━━ Page excerpt ━━

A New Era Begins for the Energy Industry

Our new website is about to go live... A new era begins for the energy industry... The latest from OPEC... U.S. shale oil returns... 'They're about to find out how efficient the U.S. producers have become'...


A quick announcement to begin today's Digest...

As many of you know, we launched "beta" access to our redesigned Stansberry Research subscriber website last fall. Since then, subscribers have had the opportunity to test-drive the new design and features.

Thanks to your participation and feedback, we've made great strides in refining the design and working out the bugs over the past several months... And we are now pleased to announce our new website will go live starting tomorrow.

What does this mean for you? You will continue to log in to your account at www.stansberryresearch.com as usual.

If you previously opted in to the beta release, you will automatically be granted access to the new members site. If you did not opt in to the beta – or have not logged in to the subscribers-only website for some time – you will be asked to reset your password. This is part of our new and enhanced account-security features.

From there, you will see a brief overview video explaining how to navigate the new site and use all its new features. If you experience any problems, please be sure to check the Help section for frequently asked questions ("FAQs") regarding the new site. And of course, you can also reach out to our dedicated customer service team if needed.

We hope you enjoy all of the improvements we've made to help you get the most out of your Stansberry Research subscriptions. And please let us know what you think at feedback@stansberryresearch.com.

This morning, President Donald Trump signed two executive orders...

The orders were to "advance" the construction of the Keystone XL and Dakota Access oil pipeline projects.

━━━
━━ Supplied records ━━

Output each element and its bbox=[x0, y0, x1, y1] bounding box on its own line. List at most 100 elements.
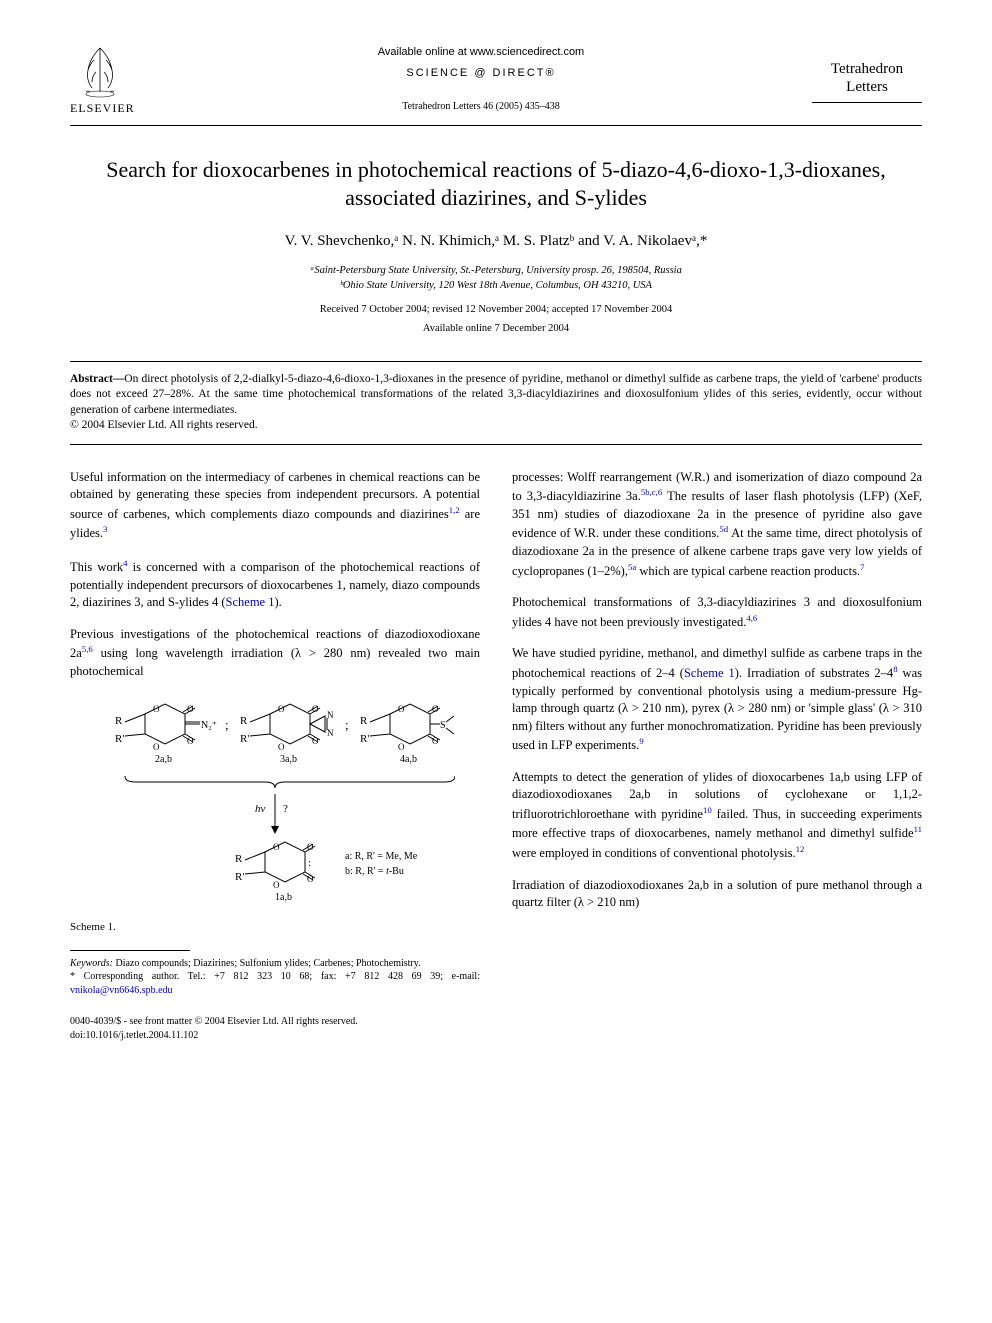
para-4: processes: Wolff rearrangement (W.R.) an… bbox=[512, 469, 922, 580]
ref-5a[interactable]: 5a bbox=[628, 562, 636, 572]
svg-text:1a,b: 1a,b bbox=[275, 892, 292, 903]
right-column: processes: Wolff rearrangement (W.R.) an… bbox=[512, 469, 922, 998]
header-row: ELSEVIER Available online at www.science… bbox=[70, 40, 922, 117]
p8-text: Irradiation of diazodioxodioxanes 2a,b i… bbox=[512, 878, 922, 910]
svg-text:N: N bbox=[327, 728, 334, 738]
p1-text: Useful information on the intermediacy o… bbox=[70, 470, 480, 521]
date-online: Available online 7 December 2004 bbox=[70, 322, 922, 337]
svg-text:O: O bbox=[278, 742, 285, 752]
elsevier-tree-icon bbox=[70, 40, 130, 100]
para-6: We have studied pyridine, methanol, and … bbox=[512, 645, 922, 754]
affiliations: ᵃSaint-Petersburg State University, St.-… bbox=[70, 264, 922, 293]
para-3: Previous investigations of the photochem… bbox=[70, 626, 480, 681]
svg-text:O: O bbox=[398, 742, 405, 752]
abstract: Abstract—On direct photolysis of 2,2-dia… bbox=[70, 372, 922, 434]
journal-name-box: Tetrahedron Letters bbox=[812, 40, 922, 103]
svg-text:4a,b: 4a,b bbox=[400, 754, 417, 765]
issn-copyright: 0040-4039/$ - see front matter © 2004 El… bbox=[70, 1015, 922, 1029]
article-title: Search for dioxocarbenes in photochemica… bbox=[90, 156, 902, 213]
scheme-1-caption: Scheme 1. bbox=[70, 920, 480, 935]
publisher-name: ELSEVIER bbox=[70, 100, 150, 117]
svg-text:O: O bbox=[273, 842, 280, 852]
journal-name-line1: Tetrahedron bbox=[812, 60, 922, 78]
scheme-1-figure: R R' O O O O bbox=[70, 694, 480, 935]
scheme-1-svg: R R' O O O O bbox=[95, 694, 455, 914]
header-center: Available online at www.sciencedirect.co… bbox=[150, 40, 812, 114]
p6-tail: ). Irradiation of substrates 2–4 bbox=[735, 666, 893, 680]
p5-text: Photochemical transformations of 3,3-dia… bbox=[512, 595, 922, 629]
ref-5d[interactable]: 5d bbox=[719, 524, 728, 534]
ref-10[interactable]: 10 bbox=[703, 805, 712, 815]
keywords-label: Keywords: bbox=[70, 958, 113, 969]
affiliation-b: ᵇOhio State University, 120 West 18th Av… bbox=[70, 279, 922, 294]
svg-text:O: O bbox=[153, 742, 160, 752]
ref-7[interactable]: 7 bbox=[860, 562, 864, 572]
abstract-text: On direct photolysis of 2,2-dialkyl-5-di… bbox=[70, 373, 922, 416]
svg-text:b: R, R' = t-Bu: b: R, R' = t-Bu bbox=[345, 866, 404, 877]
footnotes: Keywords: Diazo compounds; Diazirines; S… bbox=[70, 957, 480, 998]
svg-text:R': R' bbox=[360, 733, 369, 745]
top-rule bbox=[70, 125, 922, 126]
abstract-rule-bot bbox=[70, 444, 922, 445]
p7-tail2: were employed in conditions of conventio… bbox=[512, 846, 796, 860]
scheme-link-2[interactable]: Scheme 1 bbox=[684, 666, 735, 680]
p2-text: This work bbox=[70, 560, 123, 574]
svg-text:R: R bbox=[235, 853, 243, 865]
para-2: This work4 is concerned with a compariso… bbox=[70, 557, 480, 612]
svg-text:R: R bbox=[115, 715, 123, 727]
svg-text:O: O bbox=[273, 880, 280, 890]
doi: doi:10.1016/j.tetlet.2004.11.102 bbox=[70, 1029, 922, 1043]
svg-text:R': R' bbox=[235, 871, 244, 883]
keywords-line: Keywords: Diazo compounds; Diazirines; S… bbox=[70, 957, 480, 971]
corresponding-text: * Corresponding author. Tel.: +7 812 323… bbox=[70, 971, 480, 982]
journal-reference: Tetrahedron Letters 46 (2005) 435–438 bbox=[150, 100, 812, 114]
publisher-logo: ELSEVIER bbox=[70, 40, 150, 117]
ref-4-6[interactable]: 4,6 bbox=[746, 613, 757, 623]
corresponding-email[interactable]: vnikola@vn6646.spb.edu bbox=[70, 985, 173, 996]
available-online-text: Available online at www.sciencedirect.co… bbox=[150, 45, 812, 60]
ref-5-6[interactable]: 5,6 bbox=[82, 644, 93, 654]
svg-text:;: ; bbox=[345, 717, 349, 732]
svg-text:R': R' bbox=[115, 733, 124, 745]
ref-3[interactable]: 3 bbox=[103, 524, 107, 534]
svg-text:a: R, R' = Me, Me: a: R, R' = Me, Me bbox=[345, 851, 418, 862]
svg-text:2a,b: 2a,b bbox=[155, 754, 172, 765]
bottom-line: 0040-4039/$ - see front matter © 2004 El… bbox=[70, 1015, 922, 1043]
date-received: Received 7 October 2004; revised 12 Nove… bbox=[70, 303, 922, 318]
ref-5bc6[interactable]: 5b,c,6 bbox=[641, 487, 662, 497]
ref-1-2[interactable]: 1,2 bbox=[449, 505, 460, 515]
svg-text::: : bbox=[308, 857, 311, 869]
svg-text:3a,b: 3a,b bbox=[280, 754, 297, 765]
two-column-body: Useful information on the intermediacy o… bbox=[70, 469, 922, 998]
svg-text:hv: hv bbox=[255, 803, 266, 815]
svg-text:N₂⁺: N₂⁺ bbox=[201, 720, 217, 731]
ref-11[interactable]: 11 bbox=[914, 824, 922, 834]
corresponding-author: * Corresponding author. Tel.: +7 812 323… bbox=[70, 970, 480, 997]
journal-name-line2: Letters bbox=[812, 78, 922, 96]
svg-text:R: R bbox=[360, 715, 368, 727]
svg-text:O: O bbox=[278, 704, 285, 714]
scheme-link-1[interactable]: Scheme 1 bbox=[226, 595, 275, 609]
svg-text:R: R bbox=[240, 715, 248, 727]
affiliation-a: ᵃSaint-Petersburg State University, St.-… bbox=[70, 264, 922, 279]
svg-text:R': R' bbox=[240, 733, 249, 745]
abstract-copyright: © 2004 Elsevier Ltd. All rights reserved… bbox=[70, 418, 922, 434]
para-1: Useful information on the intermediacy o… bbox=[70, 469, 480, 543]
svg-text:;: ; bbox=[225, 717, 229, 732]
authors: V. V. Shevchenko,ᵃ N. N. Khimich,ᵃ M. S.… bbox=[70, 231, 922, 252]
para-5: Photochemical transformations of 3,3-dia… bbox=[512, 594, 922, 631]
svg-text:O: O bbox=[398, 704, 405, 714]
ref-9[interactable]: 9 bbox=[639, 736, 643, 746]
keywords-text: Diazo compounds; Diazirines; Sulfonium y… bbox=[113, 958, 421, 969]
svg-text:O: O bbox=[153, 704, 160, 714]
svg-text:S: S bbox=[440, 720, 446, 731]
abstract-rule-top bbox=[70, 361, 922, 362]
left-column: Useful information on the intermediacy o… bbox=[70, 469, 480, 998]
para-7: Attempts to detect the generation of yli… bbox=[512, 769, 922, 863]
ref-12[interactable]: 12 bbox=[796, 844, 805, 854]
svg-text:N: N bbox=[327, 710, 334, 720]
footnote-rule bbox=[70, 950, 190, 951]
p4-tail3: which are typical carbene reaction produ… bbox=[636, 564, 860, 578]
svg-text:?: ? bbox=[283, 803, 288, 815]
abstract-label: Abstract— bbox=[70, 373, 124, 385]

━━━

■ **Written exercise**
Pick up the energy industry digest after its final sentence and keep writing it. The entries play no role here.

■ **The result**
As Bloomberg reported, it's not yet clear what "mechanism" the orders would use to advance the projects, both of which were blocked by the Obama administration. But today's actions are a clear sign that the recent era of heavy-handed energy regulation is over. As Trump himself put it in an earlier meeting this morning...

Our friends that want to build in the United States, they go many, many years and then they can't get the environmental permit over something that nobody ever heard of before. And it's absolutely crazy. I am, to a large extent, an environmentalist. I believe in it. But it's out of control... We're going to make a very short process, and we're going to either give you your permits or we're not going to give you your permits, but you're going to know very quickly... And generally speaking we're going to be giving you your permits.

We're going to make the process much more simple for the oil companies and everybody else that wants to do business in the United States.

Elsewhere in the energy markets, OPEC continues to talk up oil prices...

Following the group's latest meeting on Sunday, Saudi Arabia Minister of Energy Khalid al-Falih told reporters that its coalition of 24 OPEC and non-OPEC producers have cut production by a total of 1.5 million barrels per day since January 1. This is about 80% of the 1.8 million barrels per day they agreed to cut last December.

Al-Falih said Saudi Arabia has already exceeded its target – it promised to cut production by 500,000 barrels per day – as had Algeria and Kuwait. Others, like Iraq and Venezuela, have not yet reached their promised cuts. He said he hoped all 24 countries in the agreement would reach their targets in the next month, and predicted global oil supplies would return to "normal" levels by mid-year.

"Compliance is great – it's been really fantastic," he said. "Based on everything I know, I think it's been one of the best agreements we've had for a long time."

Of course, Al-Falih is speaking his "book"...

Saudi Arabia is OPEC's biggest producer and most influential member. Predictably, it has a lot to lose if the agreement unravels.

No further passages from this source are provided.